> **YOUR OBJECTIVE**
Report, word for word, every line of the material that contains "Test".

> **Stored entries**
==================================================
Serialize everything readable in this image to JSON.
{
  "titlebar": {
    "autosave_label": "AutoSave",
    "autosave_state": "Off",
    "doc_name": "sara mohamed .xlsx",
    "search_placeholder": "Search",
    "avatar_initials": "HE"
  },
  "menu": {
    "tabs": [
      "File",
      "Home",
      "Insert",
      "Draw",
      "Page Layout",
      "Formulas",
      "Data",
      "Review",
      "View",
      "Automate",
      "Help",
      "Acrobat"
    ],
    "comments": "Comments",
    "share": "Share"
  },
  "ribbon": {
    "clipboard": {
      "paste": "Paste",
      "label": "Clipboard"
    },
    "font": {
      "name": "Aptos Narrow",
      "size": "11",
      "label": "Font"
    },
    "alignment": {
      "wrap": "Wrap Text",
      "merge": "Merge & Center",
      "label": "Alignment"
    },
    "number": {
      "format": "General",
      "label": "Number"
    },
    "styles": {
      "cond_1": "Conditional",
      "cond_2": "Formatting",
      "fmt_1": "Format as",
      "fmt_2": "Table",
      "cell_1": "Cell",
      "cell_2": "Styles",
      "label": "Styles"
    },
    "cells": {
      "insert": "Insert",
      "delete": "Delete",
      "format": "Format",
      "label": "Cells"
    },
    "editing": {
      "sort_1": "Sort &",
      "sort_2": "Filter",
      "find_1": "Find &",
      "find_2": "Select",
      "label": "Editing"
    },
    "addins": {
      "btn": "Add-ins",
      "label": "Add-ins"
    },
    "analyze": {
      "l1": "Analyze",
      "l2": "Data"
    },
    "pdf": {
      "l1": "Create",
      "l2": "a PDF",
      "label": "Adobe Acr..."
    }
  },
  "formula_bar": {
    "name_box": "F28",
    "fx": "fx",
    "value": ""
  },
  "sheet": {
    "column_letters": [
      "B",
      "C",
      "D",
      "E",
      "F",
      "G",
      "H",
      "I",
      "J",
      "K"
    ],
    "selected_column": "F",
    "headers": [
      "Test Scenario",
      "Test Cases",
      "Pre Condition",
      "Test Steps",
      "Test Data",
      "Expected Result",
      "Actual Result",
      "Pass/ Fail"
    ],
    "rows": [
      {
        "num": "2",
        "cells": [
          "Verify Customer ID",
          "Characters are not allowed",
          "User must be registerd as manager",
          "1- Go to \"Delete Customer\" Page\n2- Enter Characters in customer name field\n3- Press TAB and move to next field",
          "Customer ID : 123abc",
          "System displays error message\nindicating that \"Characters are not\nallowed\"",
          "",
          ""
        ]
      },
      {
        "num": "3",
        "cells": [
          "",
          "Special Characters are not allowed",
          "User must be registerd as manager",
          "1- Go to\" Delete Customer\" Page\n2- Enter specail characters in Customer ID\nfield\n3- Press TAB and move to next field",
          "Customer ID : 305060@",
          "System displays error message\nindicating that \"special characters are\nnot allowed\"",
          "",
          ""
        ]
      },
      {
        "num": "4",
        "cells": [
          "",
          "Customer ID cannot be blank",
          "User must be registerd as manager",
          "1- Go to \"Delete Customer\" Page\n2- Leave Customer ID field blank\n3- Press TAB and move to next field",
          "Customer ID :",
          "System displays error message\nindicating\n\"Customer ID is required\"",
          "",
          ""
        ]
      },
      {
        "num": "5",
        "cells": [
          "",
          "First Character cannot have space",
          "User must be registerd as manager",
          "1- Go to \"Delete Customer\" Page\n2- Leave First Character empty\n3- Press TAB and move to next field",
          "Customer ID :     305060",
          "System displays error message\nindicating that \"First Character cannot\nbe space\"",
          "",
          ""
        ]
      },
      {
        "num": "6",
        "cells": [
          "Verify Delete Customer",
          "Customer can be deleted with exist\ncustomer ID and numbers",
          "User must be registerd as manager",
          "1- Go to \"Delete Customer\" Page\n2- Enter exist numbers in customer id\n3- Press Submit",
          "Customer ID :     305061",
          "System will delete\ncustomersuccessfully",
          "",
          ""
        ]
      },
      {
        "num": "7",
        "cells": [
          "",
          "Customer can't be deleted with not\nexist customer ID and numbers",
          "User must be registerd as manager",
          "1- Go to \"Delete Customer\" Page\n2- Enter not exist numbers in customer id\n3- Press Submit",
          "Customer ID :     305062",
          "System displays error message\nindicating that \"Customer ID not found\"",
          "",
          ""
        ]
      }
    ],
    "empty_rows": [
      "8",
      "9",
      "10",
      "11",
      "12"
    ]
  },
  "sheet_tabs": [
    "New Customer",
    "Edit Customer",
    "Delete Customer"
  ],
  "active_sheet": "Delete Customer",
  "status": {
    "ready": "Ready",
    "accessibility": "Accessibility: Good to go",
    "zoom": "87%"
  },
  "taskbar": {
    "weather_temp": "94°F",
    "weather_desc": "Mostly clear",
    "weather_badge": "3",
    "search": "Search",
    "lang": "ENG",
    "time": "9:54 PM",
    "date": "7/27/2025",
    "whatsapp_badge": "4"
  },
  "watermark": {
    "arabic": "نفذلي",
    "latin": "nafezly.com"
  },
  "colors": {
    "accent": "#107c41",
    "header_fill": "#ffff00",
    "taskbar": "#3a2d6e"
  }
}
==================================================
> **RESPONSE TO THIS EXERCISE**
      "Test Scenario",
      "Test Cases",
      "Test Steps",
      "Test Data",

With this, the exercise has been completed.